» **TASK DESCRIPTION**: Isolate every line in the data with the string "Land" and copy it.

-- Begin SUPPLIED RECORDS --

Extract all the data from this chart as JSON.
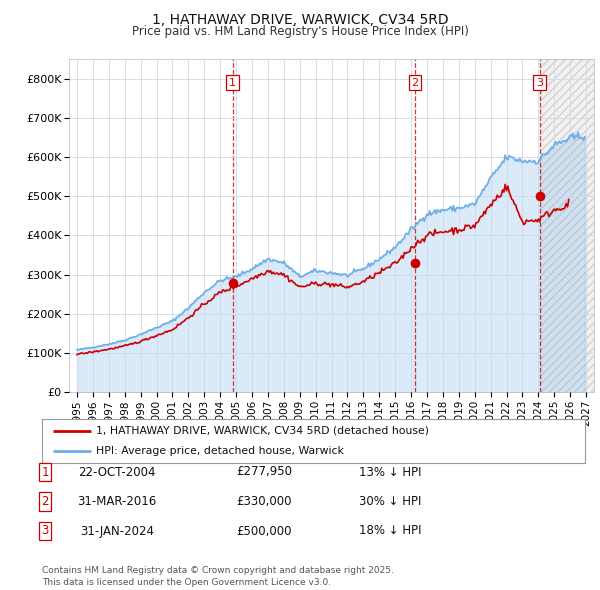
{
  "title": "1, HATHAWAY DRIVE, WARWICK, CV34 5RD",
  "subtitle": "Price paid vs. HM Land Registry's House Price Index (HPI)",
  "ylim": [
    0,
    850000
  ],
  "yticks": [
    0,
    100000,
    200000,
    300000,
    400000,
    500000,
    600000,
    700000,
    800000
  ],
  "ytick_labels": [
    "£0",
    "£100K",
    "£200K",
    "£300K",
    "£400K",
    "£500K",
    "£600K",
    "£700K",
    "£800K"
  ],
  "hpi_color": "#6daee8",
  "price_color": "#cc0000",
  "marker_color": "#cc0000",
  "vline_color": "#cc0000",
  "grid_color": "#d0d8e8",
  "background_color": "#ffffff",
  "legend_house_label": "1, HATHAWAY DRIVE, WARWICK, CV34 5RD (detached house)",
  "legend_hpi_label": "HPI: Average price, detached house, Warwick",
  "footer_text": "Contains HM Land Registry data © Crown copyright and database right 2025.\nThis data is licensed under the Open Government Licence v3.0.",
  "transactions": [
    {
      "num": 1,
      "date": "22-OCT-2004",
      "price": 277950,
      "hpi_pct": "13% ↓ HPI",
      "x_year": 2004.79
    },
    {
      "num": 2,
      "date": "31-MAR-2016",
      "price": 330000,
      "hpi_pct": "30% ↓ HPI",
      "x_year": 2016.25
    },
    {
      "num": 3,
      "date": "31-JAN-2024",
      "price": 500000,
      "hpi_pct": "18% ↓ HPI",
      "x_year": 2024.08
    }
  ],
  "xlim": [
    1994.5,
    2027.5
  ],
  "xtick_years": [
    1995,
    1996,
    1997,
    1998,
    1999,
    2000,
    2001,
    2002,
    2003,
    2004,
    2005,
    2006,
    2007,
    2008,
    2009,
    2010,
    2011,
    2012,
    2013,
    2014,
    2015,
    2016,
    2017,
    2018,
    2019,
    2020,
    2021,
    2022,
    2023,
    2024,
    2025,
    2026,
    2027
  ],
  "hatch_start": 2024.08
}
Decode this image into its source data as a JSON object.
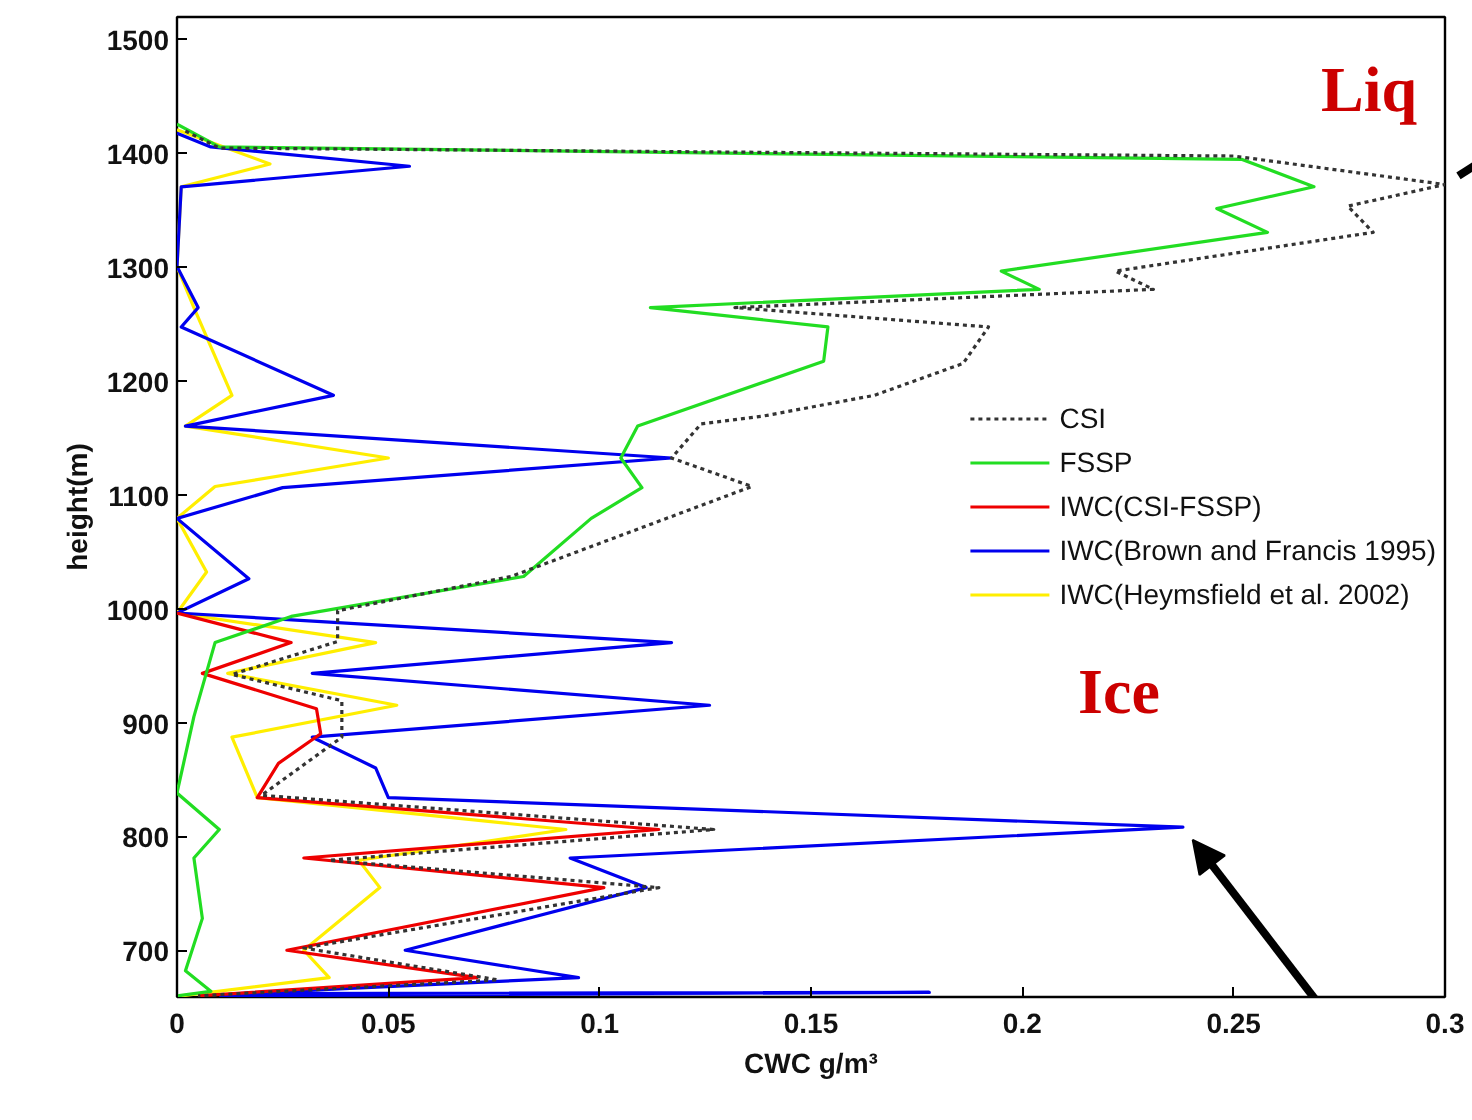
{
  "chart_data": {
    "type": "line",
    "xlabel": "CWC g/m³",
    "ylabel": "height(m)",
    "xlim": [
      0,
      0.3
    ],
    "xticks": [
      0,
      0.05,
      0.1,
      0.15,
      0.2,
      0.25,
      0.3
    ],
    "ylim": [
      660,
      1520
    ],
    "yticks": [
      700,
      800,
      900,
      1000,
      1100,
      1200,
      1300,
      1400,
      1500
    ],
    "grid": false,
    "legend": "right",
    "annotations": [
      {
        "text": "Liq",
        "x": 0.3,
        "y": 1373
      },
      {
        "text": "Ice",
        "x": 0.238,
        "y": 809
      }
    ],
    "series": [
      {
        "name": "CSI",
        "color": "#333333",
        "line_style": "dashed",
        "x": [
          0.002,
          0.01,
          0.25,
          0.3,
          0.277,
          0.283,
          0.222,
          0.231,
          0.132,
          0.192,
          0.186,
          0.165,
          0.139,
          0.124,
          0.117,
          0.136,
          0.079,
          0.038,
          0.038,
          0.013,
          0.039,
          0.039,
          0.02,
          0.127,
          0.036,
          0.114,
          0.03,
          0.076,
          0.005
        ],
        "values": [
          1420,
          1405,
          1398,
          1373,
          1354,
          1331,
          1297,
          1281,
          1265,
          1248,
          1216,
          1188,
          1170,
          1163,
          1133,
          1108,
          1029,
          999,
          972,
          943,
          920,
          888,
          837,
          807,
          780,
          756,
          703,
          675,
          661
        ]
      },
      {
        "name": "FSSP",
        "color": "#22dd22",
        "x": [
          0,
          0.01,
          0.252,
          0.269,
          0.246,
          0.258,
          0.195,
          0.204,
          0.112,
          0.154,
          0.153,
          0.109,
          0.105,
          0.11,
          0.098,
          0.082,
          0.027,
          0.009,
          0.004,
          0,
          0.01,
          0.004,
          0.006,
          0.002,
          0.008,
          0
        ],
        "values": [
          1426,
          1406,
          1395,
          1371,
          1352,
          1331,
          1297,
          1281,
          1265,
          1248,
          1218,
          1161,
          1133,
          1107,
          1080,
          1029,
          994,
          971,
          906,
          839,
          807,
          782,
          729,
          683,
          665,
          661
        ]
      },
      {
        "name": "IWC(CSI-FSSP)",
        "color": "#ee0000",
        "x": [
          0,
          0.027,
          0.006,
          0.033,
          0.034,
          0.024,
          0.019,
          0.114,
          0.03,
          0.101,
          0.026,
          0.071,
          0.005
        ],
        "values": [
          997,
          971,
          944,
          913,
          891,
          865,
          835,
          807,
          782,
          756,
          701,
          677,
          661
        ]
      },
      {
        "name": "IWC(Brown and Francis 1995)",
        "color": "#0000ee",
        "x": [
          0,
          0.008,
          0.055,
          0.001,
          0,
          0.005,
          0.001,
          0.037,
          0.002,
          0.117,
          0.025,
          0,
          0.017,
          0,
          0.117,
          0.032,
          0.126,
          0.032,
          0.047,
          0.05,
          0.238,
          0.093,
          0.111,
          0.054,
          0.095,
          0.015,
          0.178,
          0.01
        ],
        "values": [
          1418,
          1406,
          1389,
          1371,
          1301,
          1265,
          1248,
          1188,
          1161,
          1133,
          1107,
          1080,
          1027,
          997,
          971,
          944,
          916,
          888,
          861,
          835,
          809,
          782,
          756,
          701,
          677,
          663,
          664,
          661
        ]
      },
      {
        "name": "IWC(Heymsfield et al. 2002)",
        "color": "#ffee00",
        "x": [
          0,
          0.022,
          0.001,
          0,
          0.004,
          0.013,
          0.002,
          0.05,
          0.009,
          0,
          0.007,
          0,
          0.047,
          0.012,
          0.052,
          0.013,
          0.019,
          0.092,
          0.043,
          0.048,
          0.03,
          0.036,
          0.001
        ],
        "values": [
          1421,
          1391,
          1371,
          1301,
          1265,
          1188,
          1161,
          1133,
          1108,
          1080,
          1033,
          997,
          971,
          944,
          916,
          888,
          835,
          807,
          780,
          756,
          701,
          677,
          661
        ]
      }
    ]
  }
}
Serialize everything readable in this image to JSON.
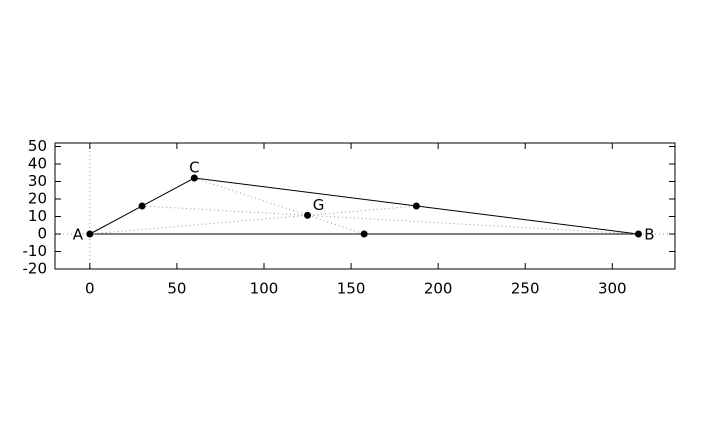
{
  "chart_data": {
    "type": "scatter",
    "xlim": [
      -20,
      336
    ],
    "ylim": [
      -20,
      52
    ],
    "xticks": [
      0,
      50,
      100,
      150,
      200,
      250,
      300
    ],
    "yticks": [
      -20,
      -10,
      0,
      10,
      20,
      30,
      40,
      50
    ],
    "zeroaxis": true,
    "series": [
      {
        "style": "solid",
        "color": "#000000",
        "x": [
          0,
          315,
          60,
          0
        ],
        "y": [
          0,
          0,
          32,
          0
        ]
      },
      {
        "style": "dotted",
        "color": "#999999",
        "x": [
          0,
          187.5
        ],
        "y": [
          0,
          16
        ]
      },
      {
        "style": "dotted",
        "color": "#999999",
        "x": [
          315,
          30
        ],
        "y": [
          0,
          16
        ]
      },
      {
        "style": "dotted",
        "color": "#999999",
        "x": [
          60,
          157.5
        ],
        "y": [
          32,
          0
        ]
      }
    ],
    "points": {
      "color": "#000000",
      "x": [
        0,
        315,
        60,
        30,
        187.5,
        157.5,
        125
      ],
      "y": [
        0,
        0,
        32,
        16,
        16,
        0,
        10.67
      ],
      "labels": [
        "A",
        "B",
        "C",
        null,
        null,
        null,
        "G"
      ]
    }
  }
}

-- End SUPPLIED RECORDS --

» **FINAL ANSWER**:
  "subtitle": "Price paid vs. HM Land Registry's House Price Index (HPI)",
  "footer_text": "Contains HM Land Registry data © Crown copyright and database right 2025.\nThis data is licensed under the Open Government Licence v3.0.",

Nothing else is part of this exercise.